Problem description: Find every line in the records below that holds the word "circle", and copy each one.

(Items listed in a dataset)
══════
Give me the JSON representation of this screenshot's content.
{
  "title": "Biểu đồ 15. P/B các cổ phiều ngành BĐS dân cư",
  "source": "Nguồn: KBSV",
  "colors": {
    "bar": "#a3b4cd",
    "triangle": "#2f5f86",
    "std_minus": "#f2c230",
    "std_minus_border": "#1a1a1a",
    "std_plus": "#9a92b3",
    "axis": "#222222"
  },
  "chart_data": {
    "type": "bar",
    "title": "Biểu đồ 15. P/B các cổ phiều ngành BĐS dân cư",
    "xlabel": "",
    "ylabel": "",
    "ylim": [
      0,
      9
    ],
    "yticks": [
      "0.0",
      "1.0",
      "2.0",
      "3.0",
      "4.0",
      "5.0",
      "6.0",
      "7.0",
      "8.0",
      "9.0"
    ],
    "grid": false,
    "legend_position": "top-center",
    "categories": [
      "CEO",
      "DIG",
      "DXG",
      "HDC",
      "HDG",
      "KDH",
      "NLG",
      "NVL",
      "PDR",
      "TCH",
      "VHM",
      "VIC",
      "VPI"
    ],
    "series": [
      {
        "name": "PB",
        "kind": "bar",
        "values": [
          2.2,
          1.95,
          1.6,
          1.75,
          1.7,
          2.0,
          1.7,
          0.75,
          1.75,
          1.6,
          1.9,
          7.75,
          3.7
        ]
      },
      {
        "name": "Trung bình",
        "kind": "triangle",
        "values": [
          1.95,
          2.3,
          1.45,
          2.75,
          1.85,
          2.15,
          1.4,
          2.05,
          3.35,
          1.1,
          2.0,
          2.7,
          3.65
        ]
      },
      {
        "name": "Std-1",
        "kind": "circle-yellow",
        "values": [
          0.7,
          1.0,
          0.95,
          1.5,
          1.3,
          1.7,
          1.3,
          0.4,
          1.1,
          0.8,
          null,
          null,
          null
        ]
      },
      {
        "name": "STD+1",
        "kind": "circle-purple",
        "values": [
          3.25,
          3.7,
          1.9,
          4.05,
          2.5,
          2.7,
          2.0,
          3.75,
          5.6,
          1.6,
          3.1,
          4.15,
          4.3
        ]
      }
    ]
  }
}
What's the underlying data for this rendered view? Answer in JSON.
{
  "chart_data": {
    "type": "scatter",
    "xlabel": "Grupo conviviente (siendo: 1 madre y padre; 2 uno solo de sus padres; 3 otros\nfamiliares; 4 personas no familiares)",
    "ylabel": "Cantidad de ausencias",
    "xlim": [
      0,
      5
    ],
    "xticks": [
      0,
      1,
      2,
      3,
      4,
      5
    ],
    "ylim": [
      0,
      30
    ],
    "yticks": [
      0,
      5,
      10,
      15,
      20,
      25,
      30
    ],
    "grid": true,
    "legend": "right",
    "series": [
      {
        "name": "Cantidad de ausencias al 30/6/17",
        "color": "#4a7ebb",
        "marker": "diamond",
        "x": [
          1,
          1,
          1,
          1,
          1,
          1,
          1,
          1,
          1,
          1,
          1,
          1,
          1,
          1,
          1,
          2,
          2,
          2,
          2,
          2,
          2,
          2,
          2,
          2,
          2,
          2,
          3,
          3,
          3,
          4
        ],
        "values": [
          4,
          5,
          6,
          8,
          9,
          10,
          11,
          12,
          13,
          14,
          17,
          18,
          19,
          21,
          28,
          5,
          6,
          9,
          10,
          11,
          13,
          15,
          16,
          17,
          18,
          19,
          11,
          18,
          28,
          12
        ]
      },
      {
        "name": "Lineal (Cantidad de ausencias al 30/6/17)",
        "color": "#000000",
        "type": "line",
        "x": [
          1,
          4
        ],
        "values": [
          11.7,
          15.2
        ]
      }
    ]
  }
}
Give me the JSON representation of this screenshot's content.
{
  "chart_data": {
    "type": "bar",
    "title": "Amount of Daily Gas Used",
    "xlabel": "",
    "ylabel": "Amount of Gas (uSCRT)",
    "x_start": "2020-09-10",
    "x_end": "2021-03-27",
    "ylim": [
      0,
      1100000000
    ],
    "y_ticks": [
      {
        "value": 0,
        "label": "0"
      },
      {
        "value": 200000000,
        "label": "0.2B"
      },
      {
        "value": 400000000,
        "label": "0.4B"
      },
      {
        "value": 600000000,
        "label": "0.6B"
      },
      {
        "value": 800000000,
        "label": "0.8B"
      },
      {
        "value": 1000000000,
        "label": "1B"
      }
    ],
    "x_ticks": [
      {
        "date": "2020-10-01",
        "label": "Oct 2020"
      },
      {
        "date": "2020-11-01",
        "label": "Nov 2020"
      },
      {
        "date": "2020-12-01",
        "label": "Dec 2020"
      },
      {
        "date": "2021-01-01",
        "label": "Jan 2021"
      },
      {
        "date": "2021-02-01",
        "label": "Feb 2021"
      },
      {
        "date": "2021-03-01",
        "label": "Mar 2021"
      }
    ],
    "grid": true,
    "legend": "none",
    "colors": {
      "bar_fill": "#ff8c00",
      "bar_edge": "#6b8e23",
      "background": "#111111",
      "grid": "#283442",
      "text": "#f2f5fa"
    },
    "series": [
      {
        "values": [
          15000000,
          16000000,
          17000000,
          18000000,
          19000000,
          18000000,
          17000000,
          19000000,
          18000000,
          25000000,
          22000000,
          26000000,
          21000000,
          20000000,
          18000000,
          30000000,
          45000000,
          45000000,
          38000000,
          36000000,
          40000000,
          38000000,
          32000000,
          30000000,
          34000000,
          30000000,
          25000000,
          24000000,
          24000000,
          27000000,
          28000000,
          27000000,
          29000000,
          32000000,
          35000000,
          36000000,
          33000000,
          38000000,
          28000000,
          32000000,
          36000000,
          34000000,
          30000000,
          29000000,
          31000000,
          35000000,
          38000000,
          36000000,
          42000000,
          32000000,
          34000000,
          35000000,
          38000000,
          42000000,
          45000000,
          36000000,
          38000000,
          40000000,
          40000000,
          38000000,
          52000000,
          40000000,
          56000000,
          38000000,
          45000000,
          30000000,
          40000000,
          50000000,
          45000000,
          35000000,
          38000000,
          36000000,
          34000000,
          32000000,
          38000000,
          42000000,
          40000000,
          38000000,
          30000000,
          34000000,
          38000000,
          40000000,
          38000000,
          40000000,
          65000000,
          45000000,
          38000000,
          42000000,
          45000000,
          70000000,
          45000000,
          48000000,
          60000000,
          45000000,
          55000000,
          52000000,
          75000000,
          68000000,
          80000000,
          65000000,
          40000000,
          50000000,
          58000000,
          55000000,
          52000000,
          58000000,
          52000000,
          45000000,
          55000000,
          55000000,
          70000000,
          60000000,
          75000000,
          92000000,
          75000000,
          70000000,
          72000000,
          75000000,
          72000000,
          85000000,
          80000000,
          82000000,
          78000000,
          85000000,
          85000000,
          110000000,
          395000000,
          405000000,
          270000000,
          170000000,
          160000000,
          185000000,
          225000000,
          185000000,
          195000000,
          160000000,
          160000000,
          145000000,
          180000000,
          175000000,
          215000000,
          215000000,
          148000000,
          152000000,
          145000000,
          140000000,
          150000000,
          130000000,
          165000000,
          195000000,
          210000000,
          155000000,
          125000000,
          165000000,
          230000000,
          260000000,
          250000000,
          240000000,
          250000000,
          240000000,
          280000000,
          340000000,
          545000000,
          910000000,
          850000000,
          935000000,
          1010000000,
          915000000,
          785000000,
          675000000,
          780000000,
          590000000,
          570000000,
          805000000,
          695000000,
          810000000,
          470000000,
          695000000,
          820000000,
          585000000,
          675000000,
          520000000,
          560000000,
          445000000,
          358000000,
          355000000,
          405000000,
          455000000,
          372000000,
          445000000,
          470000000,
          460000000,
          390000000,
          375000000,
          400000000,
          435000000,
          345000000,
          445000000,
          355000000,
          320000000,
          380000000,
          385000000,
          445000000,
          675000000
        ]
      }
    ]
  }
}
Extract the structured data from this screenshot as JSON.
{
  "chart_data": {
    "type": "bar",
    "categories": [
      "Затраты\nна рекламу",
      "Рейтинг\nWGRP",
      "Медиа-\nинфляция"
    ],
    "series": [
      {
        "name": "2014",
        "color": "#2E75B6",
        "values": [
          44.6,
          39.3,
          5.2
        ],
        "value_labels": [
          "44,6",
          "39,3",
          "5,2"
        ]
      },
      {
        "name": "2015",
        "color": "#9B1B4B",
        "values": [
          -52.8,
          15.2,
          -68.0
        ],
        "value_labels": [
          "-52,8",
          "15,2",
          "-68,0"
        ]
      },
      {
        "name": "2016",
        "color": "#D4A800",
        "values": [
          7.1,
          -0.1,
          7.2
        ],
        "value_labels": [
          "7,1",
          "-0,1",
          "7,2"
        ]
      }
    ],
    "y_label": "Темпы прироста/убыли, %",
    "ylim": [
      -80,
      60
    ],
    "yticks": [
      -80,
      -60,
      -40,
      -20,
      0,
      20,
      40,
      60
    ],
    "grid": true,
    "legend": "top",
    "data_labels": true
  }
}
══════
Result for this exercise:
        "kind": "circle-yellow",
        "kind": "circle-purple",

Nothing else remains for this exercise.